Your goal
Report how many lines of the listing below include the word "Predrawn". Give nothing but the number.

>> Start Dataset records

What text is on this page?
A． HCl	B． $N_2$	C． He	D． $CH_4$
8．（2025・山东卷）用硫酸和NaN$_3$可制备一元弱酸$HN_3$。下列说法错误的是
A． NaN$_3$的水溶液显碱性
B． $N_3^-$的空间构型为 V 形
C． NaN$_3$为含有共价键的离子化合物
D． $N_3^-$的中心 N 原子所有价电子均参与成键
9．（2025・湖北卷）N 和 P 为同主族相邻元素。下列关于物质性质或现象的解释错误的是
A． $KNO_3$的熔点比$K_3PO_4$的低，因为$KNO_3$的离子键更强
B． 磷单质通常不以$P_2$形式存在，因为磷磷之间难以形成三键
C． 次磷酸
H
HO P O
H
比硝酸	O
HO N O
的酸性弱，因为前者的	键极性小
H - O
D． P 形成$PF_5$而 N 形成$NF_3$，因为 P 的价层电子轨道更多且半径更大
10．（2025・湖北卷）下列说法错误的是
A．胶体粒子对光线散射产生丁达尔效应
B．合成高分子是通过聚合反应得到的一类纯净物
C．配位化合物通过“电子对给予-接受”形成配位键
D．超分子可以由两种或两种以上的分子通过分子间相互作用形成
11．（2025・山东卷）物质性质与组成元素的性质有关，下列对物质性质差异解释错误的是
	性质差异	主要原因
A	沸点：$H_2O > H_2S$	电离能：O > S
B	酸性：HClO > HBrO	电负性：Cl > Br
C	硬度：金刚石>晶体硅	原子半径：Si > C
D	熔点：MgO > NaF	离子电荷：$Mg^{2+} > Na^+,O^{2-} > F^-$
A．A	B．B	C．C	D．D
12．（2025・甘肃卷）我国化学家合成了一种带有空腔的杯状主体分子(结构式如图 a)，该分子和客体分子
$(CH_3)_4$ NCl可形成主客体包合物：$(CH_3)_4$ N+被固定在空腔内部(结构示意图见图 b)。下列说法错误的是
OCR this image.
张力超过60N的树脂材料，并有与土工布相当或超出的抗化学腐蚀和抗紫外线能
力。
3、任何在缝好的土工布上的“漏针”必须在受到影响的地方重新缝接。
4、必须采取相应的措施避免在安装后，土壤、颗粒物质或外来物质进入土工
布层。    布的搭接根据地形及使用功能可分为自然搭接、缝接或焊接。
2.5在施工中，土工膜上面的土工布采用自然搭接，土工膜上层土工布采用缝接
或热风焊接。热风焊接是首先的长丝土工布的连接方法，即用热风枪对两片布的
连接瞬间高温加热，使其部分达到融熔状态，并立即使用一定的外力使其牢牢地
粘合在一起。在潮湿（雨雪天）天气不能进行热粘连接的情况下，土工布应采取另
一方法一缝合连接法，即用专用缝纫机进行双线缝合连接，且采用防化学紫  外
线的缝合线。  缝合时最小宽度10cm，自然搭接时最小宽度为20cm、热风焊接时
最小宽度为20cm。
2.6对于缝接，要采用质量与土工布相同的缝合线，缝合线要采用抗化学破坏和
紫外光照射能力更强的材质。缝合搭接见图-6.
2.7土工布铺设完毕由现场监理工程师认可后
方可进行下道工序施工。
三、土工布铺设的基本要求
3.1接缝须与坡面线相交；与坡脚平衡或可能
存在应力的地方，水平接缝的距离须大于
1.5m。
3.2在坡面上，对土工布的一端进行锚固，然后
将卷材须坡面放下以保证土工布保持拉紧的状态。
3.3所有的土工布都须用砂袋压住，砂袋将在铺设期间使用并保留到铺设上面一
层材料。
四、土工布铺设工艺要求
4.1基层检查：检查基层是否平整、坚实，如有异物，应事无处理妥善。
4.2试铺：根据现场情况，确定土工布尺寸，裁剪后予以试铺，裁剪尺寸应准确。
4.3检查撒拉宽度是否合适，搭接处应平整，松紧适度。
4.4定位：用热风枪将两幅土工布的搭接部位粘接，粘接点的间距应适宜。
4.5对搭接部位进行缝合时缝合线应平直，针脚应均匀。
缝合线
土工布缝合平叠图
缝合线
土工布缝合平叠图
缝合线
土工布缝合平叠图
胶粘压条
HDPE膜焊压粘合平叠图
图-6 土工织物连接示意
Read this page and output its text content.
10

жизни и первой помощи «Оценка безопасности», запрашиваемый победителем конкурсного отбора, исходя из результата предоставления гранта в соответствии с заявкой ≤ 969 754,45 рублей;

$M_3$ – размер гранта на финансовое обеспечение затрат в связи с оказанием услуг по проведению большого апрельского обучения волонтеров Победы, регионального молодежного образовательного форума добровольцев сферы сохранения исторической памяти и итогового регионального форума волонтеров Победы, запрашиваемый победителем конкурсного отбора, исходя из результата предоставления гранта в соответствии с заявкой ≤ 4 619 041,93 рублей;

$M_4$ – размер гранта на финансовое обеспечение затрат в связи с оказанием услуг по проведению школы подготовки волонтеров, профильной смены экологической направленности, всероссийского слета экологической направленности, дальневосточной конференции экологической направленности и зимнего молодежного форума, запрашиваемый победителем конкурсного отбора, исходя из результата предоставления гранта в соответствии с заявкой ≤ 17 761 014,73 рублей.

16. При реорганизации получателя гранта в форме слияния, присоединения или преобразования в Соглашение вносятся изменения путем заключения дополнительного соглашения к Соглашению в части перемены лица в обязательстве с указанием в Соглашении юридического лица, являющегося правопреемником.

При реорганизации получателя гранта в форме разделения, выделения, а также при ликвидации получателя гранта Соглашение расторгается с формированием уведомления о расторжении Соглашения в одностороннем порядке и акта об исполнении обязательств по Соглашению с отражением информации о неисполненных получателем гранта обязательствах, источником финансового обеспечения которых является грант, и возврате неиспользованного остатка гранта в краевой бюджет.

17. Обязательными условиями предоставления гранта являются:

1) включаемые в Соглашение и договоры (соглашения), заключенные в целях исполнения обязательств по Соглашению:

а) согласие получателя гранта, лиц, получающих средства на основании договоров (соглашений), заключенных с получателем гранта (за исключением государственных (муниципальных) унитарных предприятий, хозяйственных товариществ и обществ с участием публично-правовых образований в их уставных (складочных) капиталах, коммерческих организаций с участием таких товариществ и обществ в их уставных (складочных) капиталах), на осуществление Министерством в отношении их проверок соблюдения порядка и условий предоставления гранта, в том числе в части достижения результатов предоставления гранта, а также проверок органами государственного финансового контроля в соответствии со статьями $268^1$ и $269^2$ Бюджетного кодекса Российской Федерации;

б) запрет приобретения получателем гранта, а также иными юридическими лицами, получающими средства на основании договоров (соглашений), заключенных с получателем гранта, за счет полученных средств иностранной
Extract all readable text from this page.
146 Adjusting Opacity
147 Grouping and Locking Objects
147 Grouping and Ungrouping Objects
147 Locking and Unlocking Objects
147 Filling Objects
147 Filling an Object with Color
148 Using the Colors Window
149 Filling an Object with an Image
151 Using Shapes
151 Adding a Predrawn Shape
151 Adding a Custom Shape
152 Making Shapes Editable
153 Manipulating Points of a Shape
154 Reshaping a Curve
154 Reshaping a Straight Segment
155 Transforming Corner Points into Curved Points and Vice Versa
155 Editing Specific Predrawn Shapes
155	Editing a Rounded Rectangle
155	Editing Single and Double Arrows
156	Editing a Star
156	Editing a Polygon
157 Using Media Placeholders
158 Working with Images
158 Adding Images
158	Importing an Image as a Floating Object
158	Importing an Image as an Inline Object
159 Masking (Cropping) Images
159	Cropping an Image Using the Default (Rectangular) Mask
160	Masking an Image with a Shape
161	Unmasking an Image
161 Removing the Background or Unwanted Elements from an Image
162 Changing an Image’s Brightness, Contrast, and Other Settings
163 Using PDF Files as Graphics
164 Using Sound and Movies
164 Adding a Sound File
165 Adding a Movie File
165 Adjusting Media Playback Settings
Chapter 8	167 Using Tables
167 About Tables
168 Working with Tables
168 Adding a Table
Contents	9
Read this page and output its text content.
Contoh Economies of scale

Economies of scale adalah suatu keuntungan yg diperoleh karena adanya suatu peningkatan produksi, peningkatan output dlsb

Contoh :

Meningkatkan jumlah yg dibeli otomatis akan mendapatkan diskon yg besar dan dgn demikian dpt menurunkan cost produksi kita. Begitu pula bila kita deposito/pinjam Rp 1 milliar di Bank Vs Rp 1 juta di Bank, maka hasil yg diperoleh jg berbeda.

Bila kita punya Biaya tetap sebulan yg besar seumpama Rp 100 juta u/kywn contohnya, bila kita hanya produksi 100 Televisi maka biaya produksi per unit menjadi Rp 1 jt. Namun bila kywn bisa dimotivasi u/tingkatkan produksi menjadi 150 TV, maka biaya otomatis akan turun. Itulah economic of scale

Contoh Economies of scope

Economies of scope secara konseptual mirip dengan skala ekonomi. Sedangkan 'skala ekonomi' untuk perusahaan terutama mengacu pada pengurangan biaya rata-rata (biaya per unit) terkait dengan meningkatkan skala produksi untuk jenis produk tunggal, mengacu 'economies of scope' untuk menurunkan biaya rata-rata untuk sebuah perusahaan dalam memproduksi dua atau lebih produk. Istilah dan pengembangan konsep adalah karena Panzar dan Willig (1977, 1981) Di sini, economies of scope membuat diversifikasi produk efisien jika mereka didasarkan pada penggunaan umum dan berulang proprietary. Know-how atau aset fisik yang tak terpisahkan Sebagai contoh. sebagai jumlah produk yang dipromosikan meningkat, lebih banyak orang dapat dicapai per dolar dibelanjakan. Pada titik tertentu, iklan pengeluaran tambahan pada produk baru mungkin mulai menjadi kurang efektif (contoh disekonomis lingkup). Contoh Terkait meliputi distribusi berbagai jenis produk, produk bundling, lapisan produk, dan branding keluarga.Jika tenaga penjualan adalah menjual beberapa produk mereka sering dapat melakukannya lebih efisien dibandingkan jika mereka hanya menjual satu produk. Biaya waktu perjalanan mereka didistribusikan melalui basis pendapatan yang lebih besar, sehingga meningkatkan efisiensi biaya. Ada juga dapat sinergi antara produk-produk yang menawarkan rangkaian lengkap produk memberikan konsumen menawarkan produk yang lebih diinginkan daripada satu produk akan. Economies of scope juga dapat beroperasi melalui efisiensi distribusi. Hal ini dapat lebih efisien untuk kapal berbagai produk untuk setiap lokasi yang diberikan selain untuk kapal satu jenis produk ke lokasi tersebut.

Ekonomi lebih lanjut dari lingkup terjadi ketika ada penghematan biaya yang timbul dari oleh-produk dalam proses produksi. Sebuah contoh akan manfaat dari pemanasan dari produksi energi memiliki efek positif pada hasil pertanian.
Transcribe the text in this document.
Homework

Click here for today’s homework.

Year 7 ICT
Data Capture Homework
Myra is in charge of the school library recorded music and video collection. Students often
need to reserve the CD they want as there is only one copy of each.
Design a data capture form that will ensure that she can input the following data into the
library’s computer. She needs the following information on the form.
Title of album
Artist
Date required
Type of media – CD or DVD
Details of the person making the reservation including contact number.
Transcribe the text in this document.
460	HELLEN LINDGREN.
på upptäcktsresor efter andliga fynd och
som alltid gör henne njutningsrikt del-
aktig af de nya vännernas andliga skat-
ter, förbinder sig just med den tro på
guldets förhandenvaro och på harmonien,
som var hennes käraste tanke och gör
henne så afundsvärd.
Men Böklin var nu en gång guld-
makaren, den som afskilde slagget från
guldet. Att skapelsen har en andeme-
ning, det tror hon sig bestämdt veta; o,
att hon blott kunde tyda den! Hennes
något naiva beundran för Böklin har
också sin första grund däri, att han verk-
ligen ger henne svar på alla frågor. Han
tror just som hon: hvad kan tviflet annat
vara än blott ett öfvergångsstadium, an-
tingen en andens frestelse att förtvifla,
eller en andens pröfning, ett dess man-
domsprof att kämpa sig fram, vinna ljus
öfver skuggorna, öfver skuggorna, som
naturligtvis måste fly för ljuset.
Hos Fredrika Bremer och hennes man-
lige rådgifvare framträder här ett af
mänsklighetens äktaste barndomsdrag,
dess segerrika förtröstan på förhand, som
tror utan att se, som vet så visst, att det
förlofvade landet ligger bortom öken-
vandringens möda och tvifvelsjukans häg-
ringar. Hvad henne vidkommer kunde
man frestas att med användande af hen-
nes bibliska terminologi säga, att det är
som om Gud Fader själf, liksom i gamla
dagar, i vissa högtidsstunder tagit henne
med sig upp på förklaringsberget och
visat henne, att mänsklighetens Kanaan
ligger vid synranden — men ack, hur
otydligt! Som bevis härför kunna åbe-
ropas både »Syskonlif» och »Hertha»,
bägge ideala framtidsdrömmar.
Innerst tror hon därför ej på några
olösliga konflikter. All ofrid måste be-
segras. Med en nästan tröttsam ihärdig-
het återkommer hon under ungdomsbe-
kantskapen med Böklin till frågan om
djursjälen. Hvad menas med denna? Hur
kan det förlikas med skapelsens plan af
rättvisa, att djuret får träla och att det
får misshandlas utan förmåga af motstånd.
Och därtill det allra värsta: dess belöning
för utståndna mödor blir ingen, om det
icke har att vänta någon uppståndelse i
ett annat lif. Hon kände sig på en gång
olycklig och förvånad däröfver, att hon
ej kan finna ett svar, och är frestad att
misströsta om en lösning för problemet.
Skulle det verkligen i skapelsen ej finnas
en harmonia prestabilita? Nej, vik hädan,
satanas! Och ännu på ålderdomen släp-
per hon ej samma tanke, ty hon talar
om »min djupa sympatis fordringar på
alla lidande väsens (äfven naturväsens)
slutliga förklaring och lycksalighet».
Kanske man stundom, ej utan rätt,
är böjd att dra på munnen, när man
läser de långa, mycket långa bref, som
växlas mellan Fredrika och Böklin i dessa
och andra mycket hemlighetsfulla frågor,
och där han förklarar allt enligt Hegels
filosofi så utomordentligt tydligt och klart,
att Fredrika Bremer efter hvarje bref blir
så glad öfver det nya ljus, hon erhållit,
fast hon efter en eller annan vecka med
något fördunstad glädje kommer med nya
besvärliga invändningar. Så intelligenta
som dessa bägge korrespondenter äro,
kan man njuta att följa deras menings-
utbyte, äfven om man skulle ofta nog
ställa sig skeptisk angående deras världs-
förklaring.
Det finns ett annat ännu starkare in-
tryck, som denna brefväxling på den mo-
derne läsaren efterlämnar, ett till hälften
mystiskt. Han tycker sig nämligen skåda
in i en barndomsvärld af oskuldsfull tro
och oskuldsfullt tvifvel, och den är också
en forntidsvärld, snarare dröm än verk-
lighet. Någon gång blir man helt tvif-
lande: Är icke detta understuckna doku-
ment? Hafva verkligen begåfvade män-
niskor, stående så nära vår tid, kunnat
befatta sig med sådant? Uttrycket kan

>> End Dataset records

Solution for this exercise
2